Direction | Quote every entry word for word.

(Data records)
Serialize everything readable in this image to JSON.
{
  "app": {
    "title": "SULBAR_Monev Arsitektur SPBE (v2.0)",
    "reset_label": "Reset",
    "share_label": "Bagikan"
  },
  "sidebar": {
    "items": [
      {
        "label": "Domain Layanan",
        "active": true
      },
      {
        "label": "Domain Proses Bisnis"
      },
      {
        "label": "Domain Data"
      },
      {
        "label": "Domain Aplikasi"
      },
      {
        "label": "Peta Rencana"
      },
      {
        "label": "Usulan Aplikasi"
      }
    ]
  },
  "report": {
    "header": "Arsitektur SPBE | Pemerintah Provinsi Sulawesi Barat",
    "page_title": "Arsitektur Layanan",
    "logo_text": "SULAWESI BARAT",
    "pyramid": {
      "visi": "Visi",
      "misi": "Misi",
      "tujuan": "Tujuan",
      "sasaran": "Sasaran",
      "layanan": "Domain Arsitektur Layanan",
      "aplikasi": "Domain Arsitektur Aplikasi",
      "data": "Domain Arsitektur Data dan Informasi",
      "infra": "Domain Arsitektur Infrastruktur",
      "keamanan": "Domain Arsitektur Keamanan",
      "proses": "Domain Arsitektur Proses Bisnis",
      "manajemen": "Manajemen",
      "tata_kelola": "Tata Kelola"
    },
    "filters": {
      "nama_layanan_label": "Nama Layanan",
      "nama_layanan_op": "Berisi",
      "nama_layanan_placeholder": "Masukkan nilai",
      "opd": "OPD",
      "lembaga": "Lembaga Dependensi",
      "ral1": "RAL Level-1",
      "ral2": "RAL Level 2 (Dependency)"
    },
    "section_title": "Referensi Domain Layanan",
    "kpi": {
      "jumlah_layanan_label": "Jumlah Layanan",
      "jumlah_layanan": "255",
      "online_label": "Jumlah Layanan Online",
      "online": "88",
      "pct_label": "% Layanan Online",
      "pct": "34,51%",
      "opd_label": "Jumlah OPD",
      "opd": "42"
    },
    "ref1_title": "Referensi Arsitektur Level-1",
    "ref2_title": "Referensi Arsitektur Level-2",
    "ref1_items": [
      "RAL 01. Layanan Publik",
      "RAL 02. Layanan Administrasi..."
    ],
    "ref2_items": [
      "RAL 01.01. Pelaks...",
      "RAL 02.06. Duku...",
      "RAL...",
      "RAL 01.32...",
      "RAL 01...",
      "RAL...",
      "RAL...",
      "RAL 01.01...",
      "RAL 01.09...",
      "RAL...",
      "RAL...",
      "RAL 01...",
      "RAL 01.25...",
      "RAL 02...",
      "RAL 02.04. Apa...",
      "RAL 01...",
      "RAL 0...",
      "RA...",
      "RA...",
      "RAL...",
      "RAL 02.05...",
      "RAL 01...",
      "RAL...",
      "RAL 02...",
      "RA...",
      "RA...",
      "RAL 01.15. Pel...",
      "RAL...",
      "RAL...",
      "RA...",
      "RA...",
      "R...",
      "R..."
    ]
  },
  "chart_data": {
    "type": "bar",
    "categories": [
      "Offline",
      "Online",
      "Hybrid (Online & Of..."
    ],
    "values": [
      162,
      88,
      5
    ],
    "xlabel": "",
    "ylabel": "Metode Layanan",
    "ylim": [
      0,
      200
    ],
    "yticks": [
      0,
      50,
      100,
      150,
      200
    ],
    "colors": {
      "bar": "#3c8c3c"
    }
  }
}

Full output |
Serialize everything readable in this image to JSON.
{
  "app": {
    "title": "SULBAR_Monev Arsitektur SPBE (v2.0)",
    "reset_label": "Reset",
    "share_label": "Bagikan"
  },
  "sidebar": {
    "items": [
      {
        "label": "Domain Layanan",
        "active": true
      },
      {
        "label": "Domain Proses Bisnis"
      },
      {
        "label": "Domain Data"
      },
      {
        "label": "Domain Aplikasi"
      },
      {
        "label": "Peta Rencana"
      },
      {
        "label": "Usulan Aplikasi"
      }
    ]
  },
  "report": {
    "header": "Arsitektur SPBE | Pemerintah Provinsi Sulawesi Barat",
    "page_title": "Arsitektur Layanan",
    "logo_text": "SULAWESI BARAT",
    "pyramid": {
      "visi": "Visi",
      "misi": "Misi",
      "tujuan": "Tujuan",
      "sasaran": "Sasaran",
      "layanan": "Domain Arsitektur Layanan",
      "aplikasi": "Domain Arsitektur Aplikasi",
      "data": "Domain Arsitektur Data dan Informasi",
      "infra": "Domain Arsitektur Infrastruktur",
      "keamanan": "Domain Arsitektur Keamanan",
      "proses": "Domain Arsitektur Proses Bisnis",
      "manajemen": "Manajemen",
      "tata_kelola": "Tata Kelola"
    },
    "filters": {
      "nama_layanan_label": "Nama Layanan",
      "nama_layanan_op": "Berisi",
      "nama_layanan_placeholder": "Masukkan nilai",
      "opd": "OPD",
      "lembaga": "Lembaga Dependensi",
      "ral1": "RAL Level-1",
      "ral2": "RAL Level 2 (Dependency)"
    },
    "section_title": "Referensi Domain Layanan",
    "kpi": {
      "jumlah_layanan_label": "Jumlah Layanan",
      "jumlah_layanan": "255",
      "online_label": "Jumlah Layanan Online",
      "online": "88",
      "pct_label": "% Layanan Online",
      "pct": "34,51%",
      "opd_label": "Jumlah OPD",
      "opd": "42"
    },
    "ref1_title": "Referensi Arsitektur Level-1",
    "ref2_title": "Referensi Arsitektur Level-2",
    "ref1_items": [
      "RAL 01. Layanan Publik",
      "RAL 02. Layanan Administrasi..."
    ],
    "ref2_items": [
      "RAL 01.01. Pelaks...",
      "RAL 02.06. Duku...",
      "RAL...",
      "RAL 01.32...",
      "RAL 01...",
      "RAL...",
      "RAL...",
      "RAL 01.01...",
      "RAL 01.09...",
      "RAL...",
      "RAL...",
      "RAL 01...",
      "RAL 01.25...",
      "RAL 02...",
      "RAL 02.04. Apa...",
      "RAL 01...",
      "RAL 0...",
      "RA...",
      "RA...",
      "RAL...",
      "RAL 02.05...",
      "RAL 01...",
      "RAL...",
      "RAL 02...",
      "RA...",
      "RA...",
      "RAL 01.15. Pel...",
      "RAL...",
      "RAL...",
      "RA...",
      "RA...",
      "R...",
      "R..."
    ]
  },
  "chart_data": {
    "type": "bar",
    "categories": [
      "Offline",
      "Online",
      "Hybrid (Online & Of..."
    ],
    "values": [
      162,
      88,
      5
    ],
    "xlabel": "",
    "ylabel": "Metode Layanan",
    "ylim": [
      0,
      200
    ],
    "yticks": [
      0,
      50,
      100,
      150,
      200
    ],
    "colors": {
      "bar": "#3c8c3c"
    }
  }
}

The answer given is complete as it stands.